__Entries provided__:
_ _ _

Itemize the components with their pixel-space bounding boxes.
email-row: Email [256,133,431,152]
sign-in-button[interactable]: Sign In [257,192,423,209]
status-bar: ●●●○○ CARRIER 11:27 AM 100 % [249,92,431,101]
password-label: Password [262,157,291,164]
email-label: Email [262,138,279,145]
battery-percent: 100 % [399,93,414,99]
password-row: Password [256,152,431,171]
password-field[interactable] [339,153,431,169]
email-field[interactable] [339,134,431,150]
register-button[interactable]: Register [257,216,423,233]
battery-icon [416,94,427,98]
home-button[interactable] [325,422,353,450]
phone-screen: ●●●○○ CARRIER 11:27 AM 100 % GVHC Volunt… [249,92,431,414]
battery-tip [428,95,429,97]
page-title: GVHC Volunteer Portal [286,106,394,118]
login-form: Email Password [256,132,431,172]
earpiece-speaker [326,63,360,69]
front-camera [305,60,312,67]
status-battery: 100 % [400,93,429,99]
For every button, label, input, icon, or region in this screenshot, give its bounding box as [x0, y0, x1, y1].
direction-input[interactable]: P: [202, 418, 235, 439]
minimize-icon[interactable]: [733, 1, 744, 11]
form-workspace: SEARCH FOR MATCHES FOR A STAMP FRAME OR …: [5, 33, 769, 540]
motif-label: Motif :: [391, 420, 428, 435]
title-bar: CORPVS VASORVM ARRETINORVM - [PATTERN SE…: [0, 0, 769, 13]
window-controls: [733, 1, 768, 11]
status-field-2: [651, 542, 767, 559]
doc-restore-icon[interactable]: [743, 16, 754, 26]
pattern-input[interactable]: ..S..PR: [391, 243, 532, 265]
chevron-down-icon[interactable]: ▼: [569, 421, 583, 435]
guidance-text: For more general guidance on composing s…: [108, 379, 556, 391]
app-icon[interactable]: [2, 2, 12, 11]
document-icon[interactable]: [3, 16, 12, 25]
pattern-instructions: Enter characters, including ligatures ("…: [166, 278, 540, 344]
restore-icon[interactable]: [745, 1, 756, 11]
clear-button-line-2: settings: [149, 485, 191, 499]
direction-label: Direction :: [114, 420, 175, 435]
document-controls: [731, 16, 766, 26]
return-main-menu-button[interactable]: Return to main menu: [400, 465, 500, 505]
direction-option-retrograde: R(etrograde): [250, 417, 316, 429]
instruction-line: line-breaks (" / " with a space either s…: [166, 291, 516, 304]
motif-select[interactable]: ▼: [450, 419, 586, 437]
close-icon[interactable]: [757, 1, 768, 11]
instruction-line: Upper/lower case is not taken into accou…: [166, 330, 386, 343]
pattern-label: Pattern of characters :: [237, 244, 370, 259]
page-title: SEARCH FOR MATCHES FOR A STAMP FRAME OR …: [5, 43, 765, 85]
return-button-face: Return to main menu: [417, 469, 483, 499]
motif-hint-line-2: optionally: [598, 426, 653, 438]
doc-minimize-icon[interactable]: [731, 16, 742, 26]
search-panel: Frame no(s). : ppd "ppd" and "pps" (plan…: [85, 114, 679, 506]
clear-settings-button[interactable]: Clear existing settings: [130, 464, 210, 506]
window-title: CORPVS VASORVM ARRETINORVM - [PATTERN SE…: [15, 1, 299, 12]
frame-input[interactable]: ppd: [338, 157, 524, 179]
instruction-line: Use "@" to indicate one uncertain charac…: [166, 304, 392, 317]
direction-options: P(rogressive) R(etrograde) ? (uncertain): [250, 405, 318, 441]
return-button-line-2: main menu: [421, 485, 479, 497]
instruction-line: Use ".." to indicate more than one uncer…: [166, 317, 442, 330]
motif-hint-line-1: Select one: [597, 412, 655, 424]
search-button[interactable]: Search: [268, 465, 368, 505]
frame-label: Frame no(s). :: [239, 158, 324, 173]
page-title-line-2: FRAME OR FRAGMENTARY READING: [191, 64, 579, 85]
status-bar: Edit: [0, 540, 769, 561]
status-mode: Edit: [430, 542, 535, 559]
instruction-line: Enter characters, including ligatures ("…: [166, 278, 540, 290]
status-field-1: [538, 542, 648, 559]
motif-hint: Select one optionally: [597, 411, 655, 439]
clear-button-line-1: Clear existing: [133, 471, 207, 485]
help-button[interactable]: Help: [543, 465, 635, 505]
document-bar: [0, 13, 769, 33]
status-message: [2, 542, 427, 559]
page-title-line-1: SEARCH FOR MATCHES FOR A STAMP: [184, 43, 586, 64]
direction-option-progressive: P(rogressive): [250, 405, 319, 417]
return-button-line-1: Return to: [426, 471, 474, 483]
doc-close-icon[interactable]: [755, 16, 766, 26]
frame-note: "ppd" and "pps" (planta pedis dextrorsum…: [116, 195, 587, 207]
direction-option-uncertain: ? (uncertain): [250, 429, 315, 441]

_ _ _

Copy all of the entries above word for word, line by line.

__Solution below__:
Itemize the components with their pixel-space bounding boxes.
email-row: Email [256,133,431,152]
sign-in-button[interactable]: Sign In [257,192,423,209]
status-bar: ●●●○○ CARRIER 11:27 AM 100 % [249,92,431,101]
password-label: Password [262,157,291,164]
email-label: Email [262,138,279,145]
battery-percent: 100 % [399,93,414,99]
password-row: Password [256,152,431,171]
password-field[interactable] [339,153,431,169]
email-field[interactable] [339,134,431,150]
register-button[interactable]: Register [257,216,423,233]
battery-icon [416,94,427,98]
home-button[interactable] [325,422,353,450]
phone-screen: ●●●○○ CARRIER 11:27 AM 100 % GVHC Volunt… [249,92,431,414]
battery-tip [428,95,429,97]
page-title: GVHC Volunteer Portal [286,106,394,118]
login-form: Email Password [256,132,431,172]
earpiece-speaker [326,63,360,69]
front-camera [305,60,312,67]
status-battery: 100 % [400,93,429,99]
For every button, label, input, icon, or region in this screenshot, give its bounding box as [x0, y0, x1, y1].
direction-input[interactable]: P: [202, 418, 235, 439]
minimize-icon[interactable]: [733, 1, 744, 11]
form-workspace: SEARCH FOR MATCHES FOR A STAMP FRAME OR …: [5, 33, 769, 540]
motif-label: Motif :: [391, 420, 428, 435]
title-bar: CORPVS VASORVM ARRETINORVM - [PATTERN SE…: [0, 0, 769, 13]
window-controls: [733, 1, 768, 11]
status-field-2: [651, 542, 767, 559]
doc-restore-icon[interactable]: [743, 16, 754, 26]
pattern-input[interactable]: ..S..PR: [391, 243, 532, 265]
chevron-down-icon[interactable]: ▼: [569, 421, 583, 435]
guidance-text: For more general guidance on composing s…: [108, 379, 556, 391]
app-icon[interactable]: [2, 2, 12, 11]
document-icon[interactable]: [3, 16, 12, 25]
pattern-instructions: Enter characters, including ligatures ("…: [166, 278, 540, 344]
restore-icon[interactable]: [745, 1, 756, 11]
clear-button-line-2: settings: [149, 485, 191, 499]
direction-label: Direction :: [114, 420, 175, 435]
document-controls: [731, 16, 766, 26]
return-main-menu-button[interactable]: Return to main menu: [400, 465, 500, 505]
direction-option-retrograde: R(etrograde): [250, 417, 316, 429]
instruction-line: line-breaks (" / " with a space either s…: [166, 291, 516, 304]
motif-select[interactable]: ▼: [450, 419, 586, 437]
close-icon[interactable]: [757, 1, 768, 11]
instruction-line: Upper/lower case is not taken into accou…: [166, 330, 386, 343]
pattern-label: Pattern of characters :: [237, 244, 370, 259]
page-title: SEARCH FOR MATCHES FOR A STAMP FRAME OR …: [5, 43, 765, 85]
return-button-face: Return to main menu: [417, 469, 483, 499]
motif-hint-line-2: optionally: [598, 426, 653, 438]
doc-minimize-icon[interactable]: [731, 16, 742, 26]
search-panel: Frame no(s). : ppd "ppd" and "pps" (plan…: [85, 114, 679, 506]
clear-settings-button[interactable]: Clear existing settings: [130, 464, 210, 506]
window-title: CORPVS VASORVM ARRETINORVM - [PATTERN SE…: [15, 1, 299, 12]
frame-input[interactable]: ppd: [338, 157, 524, 179]
instruction-line: Use "@" to indicate one uncertain charac…: [166, 304, 392, 317]
direction-options: P(rogressive) R(etrograde) ? (uncertain): [250, 405, 318, 441]
return-button-line-2: main menu: [421, 485, 479, 497]
instruction-line: Use ".." to indicate more than one uncer…: [166, 317, 442, 330]
motif-hint-line-1: Select one: [597, 412, 655, 424]
search-button[interactable]: Search: [268, 465, 368, 505]
frame-label: Frame no(s). :: [239, 158, 324, 173]
page-title-line-2: FRAME OR FRAGMENTARY READING: [191, 64, 579, 85]
status-bar: Edit: [0, 540, 769, 561]
status-mode: Edit: [430, 542, 535, 559]
instruction-line: Enter characters, including ligatures ("…: [166, 278, 540, 290]
status-field-1: [538, 542, 648, 559]
motif-hint: Select one optionally: [597, 411, 655, 439]
clear-button-line-1: Clear existing: [133, 471, 207, 485]
help-button[interactable]: Help: [543, 465, 635, 505]
document-bar: [0, 13, 769, 33]
status-message: [2, 542, 427, 559]
page-title-line-1: SEARCH FOR MATCHES FOR A STAMP: [184, 43, 586, 64]
direction-option-progressive: P(rogressive): [250, 405, 319, 417]
return-button-line-1: Return to: [426, 471, 474, 483]
doc-close-icon[interactable]: [755, 16, 766, 26]
frame-note: "ppd" and "pps" (planta pedis dextrorsum…: [116, 195, 587, 207]
direction-option-uncertain: ? (uncertain): [250, 429, 315, 441]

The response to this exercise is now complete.